Set problem – Find the lines that include the string "lower" and report how many there are. Give no other text.

Supplied records –

_ _ _

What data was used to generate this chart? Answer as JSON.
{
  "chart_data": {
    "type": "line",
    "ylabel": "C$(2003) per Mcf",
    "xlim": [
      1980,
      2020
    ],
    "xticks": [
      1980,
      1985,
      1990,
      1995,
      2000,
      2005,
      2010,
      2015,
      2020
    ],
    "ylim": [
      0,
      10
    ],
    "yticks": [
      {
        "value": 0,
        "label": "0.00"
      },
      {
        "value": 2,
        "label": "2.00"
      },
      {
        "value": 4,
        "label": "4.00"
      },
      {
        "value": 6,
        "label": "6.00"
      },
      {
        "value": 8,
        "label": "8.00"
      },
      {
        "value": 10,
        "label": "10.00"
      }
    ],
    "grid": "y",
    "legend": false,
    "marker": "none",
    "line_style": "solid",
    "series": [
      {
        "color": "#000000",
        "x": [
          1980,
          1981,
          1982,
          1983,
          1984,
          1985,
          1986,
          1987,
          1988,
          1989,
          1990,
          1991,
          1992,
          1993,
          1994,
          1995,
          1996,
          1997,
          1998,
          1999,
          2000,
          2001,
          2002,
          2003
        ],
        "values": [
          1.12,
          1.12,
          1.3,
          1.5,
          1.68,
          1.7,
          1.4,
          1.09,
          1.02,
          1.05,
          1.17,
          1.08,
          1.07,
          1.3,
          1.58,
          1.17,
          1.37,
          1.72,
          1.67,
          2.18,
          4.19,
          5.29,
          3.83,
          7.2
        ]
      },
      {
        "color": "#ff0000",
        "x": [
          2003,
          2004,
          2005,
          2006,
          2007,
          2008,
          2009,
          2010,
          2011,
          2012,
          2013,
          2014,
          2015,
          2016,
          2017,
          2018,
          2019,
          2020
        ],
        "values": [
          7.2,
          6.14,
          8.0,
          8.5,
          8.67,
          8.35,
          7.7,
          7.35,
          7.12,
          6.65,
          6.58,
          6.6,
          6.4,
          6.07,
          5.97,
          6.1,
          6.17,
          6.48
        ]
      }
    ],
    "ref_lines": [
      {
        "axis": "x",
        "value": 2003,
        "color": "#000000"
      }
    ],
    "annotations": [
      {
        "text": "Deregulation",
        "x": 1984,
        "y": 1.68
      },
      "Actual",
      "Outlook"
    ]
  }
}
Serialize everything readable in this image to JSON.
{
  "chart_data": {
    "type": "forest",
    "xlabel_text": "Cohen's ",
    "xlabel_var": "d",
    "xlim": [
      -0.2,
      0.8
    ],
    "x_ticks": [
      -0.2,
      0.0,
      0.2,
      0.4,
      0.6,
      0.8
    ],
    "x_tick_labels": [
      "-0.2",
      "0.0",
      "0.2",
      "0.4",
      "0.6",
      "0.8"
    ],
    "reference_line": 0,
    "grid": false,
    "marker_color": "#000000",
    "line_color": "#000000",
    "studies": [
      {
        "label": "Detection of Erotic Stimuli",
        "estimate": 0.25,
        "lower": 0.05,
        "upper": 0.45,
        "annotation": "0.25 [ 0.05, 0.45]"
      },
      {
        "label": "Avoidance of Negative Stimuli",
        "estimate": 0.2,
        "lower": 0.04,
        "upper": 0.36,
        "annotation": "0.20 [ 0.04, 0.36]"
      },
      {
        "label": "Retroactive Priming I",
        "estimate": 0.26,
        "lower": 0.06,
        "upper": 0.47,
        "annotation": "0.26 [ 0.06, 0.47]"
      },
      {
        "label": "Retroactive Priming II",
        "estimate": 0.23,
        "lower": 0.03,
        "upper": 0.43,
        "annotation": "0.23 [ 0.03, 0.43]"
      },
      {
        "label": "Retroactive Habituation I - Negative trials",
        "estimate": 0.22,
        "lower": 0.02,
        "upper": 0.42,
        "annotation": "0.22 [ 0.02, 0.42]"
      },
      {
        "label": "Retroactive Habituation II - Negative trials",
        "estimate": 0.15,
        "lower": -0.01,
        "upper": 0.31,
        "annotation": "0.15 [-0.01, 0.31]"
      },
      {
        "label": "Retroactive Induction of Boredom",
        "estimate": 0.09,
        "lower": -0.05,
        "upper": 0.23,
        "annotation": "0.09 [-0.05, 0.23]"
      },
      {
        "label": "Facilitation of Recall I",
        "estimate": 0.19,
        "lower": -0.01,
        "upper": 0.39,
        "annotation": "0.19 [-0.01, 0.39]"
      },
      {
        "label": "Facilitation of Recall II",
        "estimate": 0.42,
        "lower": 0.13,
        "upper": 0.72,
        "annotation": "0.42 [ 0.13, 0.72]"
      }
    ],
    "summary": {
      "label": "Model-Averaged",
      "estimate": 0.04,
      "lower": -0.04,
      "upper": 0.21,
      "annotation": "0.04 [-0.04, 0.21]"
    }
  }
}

_ _ _

Response to the task – 10